Work to be completed:
Repeat each line exactly, leaving nothing out.

Information given:
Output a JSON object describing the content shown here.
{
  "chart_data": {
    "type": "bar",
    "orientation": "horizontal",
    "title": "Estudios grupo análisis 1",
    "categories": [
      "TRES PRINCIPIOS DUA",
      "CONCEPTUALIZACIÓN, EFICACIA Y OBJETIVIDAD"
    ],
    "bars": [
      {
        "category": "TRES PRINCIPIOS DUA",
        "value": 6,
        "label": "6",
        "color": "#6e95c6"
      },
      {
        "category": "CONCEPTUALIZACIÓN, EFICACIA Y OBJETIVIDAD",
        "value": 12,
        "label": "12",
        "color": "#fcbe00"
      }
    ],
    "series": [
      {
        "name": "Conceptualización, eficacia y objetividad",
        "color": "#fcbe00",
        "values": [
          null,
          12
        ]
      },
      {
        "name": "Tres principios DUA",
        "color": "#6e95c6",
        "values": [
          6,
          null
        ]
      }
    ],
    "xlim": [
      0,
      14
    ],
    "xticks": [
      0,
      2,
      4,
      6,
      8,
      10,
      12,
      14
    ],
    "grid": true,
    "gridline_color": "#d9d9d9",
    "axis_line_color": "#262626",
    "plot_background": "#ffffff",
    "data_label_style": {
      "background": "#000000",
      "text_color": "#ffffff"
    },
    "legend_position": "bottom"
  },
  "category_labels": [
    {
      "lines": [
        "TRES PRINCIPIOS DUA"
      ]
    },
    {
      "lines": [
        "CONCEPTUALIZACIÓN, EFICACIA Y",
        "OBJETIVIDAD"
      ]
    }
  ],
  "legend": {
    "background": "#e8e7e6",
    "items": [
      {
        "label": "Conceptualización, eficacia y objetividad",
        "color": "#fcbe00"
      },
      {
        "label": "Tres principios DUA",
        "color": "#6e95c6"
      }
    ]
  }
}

Exercise answer:
Output a JSON object describing the content shown here.
{
  "chart_data": {
    "type": "bar",
    "orientation": "horizontal",
    "title": "Estudios grupo análisis 1",
    "categories": [
      "TRES PRINCIPIOS DUA",
      "CONCEPTUALIZACIÓN, EFICACIA Y OBJETIVIDAD"
    ],
    "bars": [
      {
        "category": "TRES PRINCIPIOS DUA",
        "value": 6,
        "label": "6",
        "color": "#6e95c6"
      },
      {
        "category": "CONCEPTUALIZACIÓN, EFICACIA Y OBJETIVIDAD",
        "value": 12,
        "label": "12",
        "color": "#fcbe00"
      }
    ],
    "series": [
      {
        "name": "Conceptualización, eficacia y objetividad",
        "color": "#fcbe00",
        "values": [
          null,
          12
        ]
      },
      {
        "name": "Tres principios DUA",
        "color": "#6e95c6",
        "values": [
          6,
          null
        ]
      }
    ],
    "xlim": [
      0,
      14
    ],
    "xticks": [
      0,
      2,
      4,
      6,
      8,
      10,
      12,
      14
    ],
    "grid": true,
    "gridline_color": "#d9d9d9",
    "axis_line_color": "#262626",
    "plot_background": "#ffffff",
    "data_label_style": {
      "background": "#000000",
      "text_color": "#ffffff"
    },
    "legend_position": "bottom"
  },
  "category_labels": [
    {
      "lines": [
        "TRES PRINCIPIOS DUA"
      ]
    },
    {
      "lines": [
        "CONCEPTUALIZACIÓN, EFICACIA Y",
        "OBJETIVIDAD"
      ]
    }
  ],
  "legend": {
    "background": "#e8e7e6",
    "items": [
      {
        "label": "Conceptualización, eficacia y objetividad",
        "color": "#fcbe00"
      },
      {
        "label": "Tres principios DUA",
        "color": "#6e95c6"
      }
    ]
  }
}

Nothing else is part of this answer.